▶ To do
Where the string "JSON" occurs in the material below, report the whole line.
#### Data for processing
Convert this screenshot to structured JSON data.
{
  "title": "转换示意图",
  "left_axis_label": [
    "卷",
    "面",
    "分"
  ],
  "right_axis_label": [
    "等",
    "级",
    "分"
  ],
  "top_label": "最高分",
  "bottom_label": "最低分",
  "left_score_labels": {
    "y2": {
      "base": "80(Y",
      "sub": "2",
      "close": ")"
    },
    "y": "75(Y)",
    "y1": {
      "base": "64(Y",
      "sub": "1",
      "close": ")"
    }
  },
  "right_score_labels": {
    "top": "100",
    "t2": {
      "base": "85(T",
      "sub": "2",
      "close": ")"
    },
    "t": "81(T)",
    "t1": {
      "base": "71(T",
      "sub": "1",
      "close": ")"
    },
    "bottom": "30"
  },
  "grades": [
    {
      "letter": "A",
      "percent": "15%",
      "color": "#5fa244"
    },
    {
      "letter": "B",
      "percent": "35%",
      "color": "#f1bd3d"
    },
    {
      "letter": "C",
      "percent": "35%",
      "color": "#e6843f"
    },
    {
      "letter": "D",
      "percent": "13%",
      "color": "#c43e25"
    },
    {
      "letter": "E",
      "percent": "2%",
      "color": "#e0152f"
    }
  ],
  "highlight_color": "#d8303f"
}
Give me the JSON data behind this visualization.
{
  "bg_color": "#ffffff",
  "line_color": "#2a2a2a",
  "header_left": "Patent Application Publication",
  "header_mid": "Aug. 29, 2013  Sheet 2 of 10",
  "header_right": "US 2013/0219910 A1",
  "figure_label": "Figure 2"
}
########
#### Data for processing
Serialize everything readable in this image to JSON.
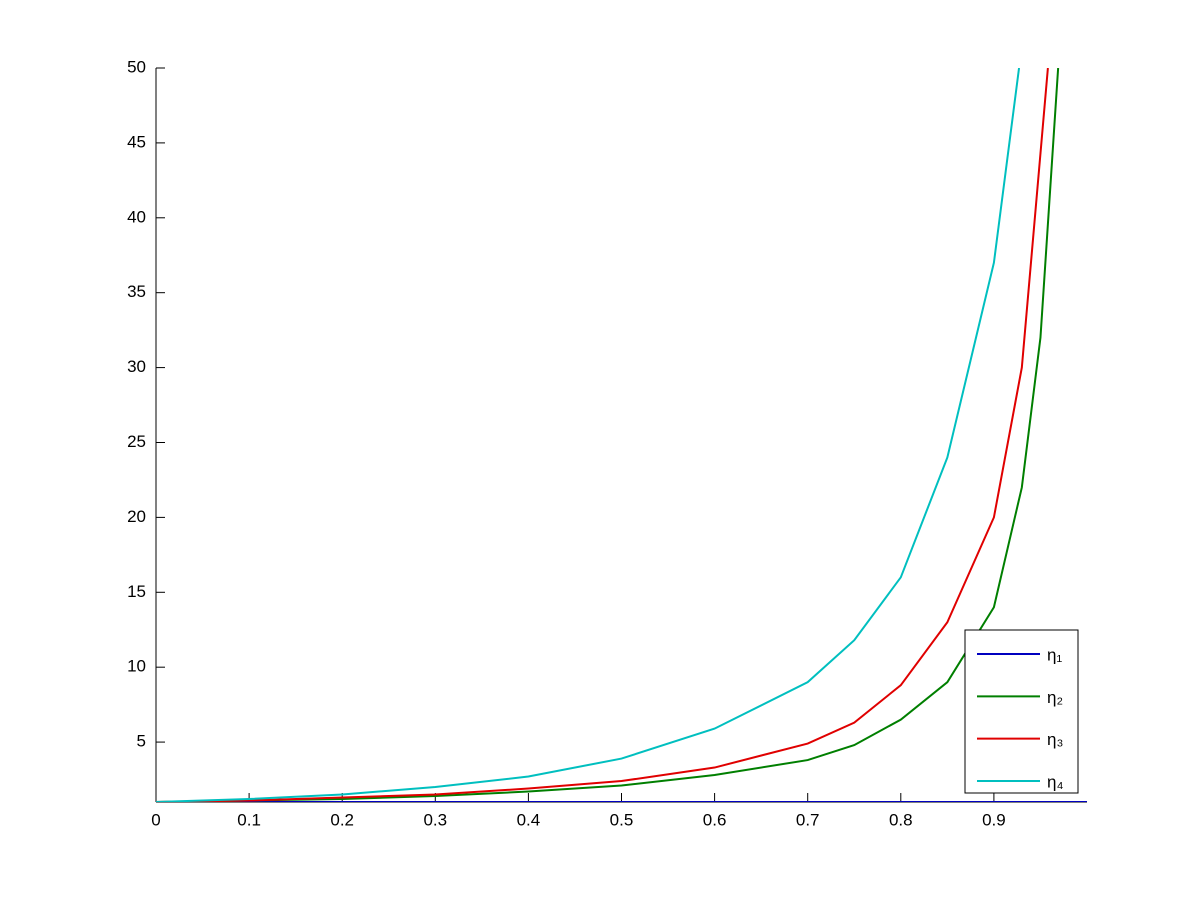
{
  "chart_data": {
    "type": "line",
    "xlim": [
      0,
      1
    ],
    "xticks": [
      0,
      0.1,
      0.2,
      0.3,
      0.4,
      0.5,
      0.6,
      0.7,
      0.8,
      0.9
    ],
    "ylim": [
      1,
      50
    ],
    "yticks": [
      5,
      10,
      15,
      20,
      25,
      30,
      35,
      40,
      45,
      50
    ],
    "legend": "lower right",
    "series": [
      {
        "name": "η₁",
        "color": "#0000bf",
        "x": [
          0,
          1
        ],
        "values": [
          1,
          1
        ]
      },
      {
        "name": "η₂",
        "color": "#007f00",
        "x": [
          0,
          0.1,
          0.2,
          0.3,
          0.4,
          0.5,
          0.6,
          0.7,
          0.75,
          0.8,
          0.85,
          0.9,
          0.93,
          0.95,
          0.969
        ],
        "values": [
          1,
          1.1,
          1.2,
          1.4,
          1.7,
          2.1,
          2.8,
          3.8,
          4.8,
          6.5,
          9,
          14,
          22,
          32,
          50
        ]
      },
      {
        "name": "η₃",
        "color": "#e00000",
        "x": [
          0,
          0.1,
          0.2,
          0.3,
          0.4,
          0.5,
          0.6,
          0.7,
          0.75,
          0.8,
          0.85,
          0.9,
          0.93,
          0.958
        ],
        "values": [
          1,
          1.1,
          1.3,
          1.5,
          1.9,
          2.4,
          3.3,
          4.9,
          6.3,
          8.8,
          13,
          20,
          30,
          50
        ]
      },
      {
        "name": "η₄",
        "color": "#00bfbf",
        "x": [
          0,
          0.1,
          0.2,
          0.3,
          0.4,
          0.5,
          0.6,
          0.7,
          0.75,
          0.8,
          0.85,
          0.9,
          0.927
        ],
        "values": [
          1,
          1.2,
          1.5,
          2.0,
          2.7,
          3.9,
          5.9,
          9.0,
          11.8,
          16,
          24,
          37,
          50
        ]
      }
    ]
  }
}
########
#### Data for processing
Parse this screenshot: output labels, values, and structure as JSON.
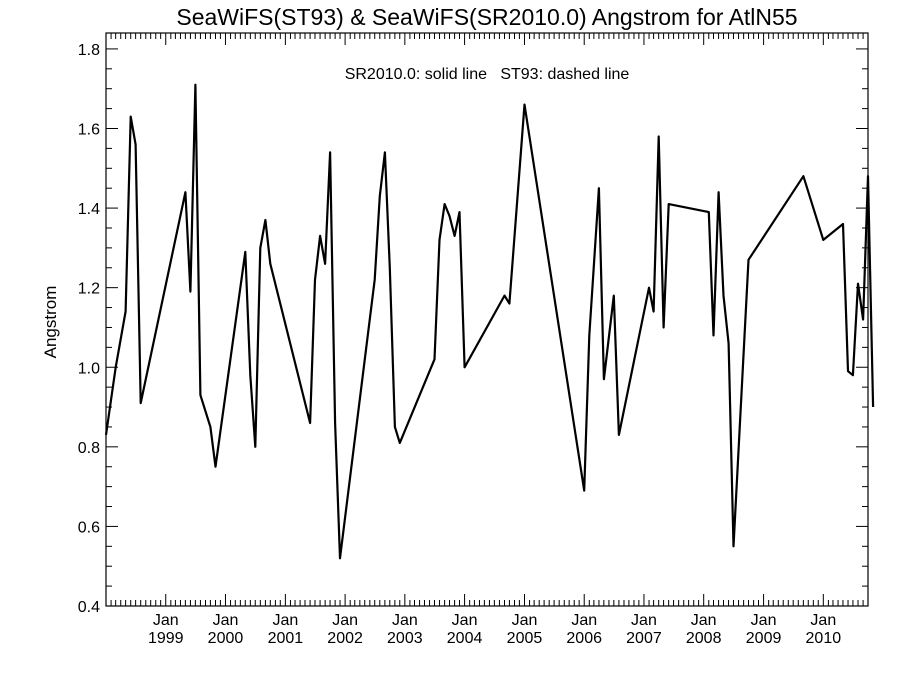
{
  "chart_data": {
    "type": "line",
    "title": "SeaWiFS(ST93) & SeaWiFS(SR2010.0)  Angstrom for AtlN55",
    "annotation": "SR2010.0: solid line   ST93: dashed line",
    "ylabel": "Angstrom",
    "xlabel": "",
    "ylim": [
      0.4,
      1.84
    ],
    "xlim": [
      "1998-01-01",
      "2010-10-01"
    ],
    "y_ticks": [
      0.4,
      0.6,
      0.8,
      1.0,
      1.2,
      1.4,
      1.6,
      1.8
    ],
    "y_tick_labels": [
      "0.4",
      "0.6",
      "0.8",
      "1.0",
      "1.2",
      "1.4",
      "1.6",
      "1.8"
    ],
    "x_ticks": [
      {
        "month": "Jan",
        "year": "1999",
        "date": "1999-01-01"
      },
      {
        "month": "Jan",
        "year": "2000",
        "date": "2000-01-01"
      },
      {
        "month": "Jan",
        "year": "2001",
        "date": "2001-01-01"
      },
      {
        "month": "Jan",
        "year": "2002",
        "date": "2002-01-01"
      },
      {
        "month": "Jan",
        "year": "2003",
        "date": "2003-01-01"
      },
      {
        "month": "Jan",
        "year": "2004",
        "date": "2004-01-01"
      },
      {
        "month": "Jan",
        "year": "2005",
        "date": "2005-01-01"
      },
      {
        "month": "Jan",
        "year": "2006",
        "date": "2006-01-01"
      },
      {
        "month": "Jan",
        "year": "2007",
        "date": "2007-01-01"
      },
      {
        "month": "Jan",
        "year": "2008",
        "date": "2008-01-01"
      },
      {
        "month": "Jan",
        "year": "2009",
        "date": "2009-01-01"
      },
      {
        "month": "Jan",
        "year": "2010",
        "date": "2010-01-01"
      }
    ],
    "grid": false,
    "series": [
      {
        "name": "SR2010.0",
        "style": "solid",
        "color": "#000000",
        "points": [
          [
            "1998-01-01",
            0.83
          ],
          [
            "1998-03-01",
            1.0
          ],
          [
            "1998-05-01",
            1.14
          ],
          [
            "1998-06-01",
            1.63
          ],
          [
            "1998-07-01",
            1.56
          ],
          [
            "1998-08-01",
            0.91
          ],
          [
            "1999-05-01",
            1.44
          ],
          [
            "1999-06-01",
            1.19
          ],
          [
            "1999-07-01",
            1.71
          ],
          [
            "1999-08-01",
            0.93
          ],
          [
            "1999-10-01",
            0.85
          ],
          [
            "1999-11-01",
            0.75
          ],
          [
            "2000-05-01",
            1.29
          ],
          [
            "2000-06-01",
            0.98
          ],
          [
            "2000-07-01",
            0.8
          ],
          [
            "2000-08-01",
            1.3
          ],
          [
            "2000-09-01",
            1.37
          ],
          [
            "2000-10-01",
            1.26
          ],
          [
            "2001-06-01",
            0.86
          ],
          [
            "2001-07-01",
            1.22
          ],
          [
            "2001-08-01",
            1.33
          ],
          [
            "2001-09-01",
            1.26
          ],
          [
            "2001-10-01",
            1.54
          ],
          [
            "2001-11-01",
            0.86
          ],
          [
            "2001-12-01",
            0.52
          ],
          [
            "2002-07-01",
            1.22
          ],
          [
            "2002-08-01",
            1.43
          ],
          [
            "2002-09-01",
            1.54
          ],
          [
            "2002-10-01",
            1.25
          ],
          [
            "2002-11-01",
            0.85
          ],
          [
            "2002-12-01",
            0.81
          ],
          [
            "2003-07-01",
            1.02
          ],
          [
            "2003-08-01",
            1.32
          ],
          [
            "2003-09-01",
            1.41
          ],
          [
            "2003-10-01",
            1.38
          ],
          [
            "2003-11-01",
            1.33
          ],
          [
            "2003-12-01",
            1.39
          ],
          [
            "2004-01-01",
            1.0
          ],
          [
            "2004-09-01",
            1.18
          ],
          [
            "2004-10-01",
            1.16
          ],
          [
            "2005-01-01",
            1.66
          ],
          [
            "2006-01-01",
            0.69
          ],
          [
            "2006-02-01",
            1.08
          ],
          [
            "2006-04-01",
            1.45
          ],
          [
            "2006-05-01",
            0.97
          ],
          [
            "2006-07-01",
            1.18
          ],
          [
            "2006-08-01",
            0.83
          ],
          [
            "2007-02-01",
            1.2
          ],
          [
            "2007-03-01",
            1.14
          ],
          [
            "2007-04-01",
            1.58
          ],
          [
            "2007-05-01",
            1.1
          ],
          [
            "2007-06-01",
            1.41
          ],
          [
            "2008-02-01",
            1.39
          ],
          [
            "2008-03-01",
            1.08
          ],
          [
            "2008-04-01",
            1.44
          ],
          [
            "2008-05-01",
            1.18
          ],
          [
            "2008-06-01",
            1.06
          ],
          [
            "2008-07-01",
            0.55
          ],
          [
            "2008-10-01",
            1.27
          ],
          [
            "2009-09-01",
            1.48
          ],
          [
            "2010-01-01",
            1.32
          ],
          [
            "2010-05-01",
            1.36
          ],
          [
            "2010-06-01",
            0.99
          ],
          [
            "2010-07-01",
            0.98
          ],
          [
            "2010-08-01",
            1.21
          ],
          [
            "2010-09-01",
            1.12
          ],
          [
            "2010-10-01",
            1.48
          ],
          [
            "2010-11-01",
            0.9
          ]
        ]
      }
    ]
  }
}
########
▶ Task response
Convert this screenshot to structured JSON data.
Give me the JSON data behind this visualization.
Serialize everything readable in this image to JSON.
Parse this screenshot: output labels, values, and structure as JSON.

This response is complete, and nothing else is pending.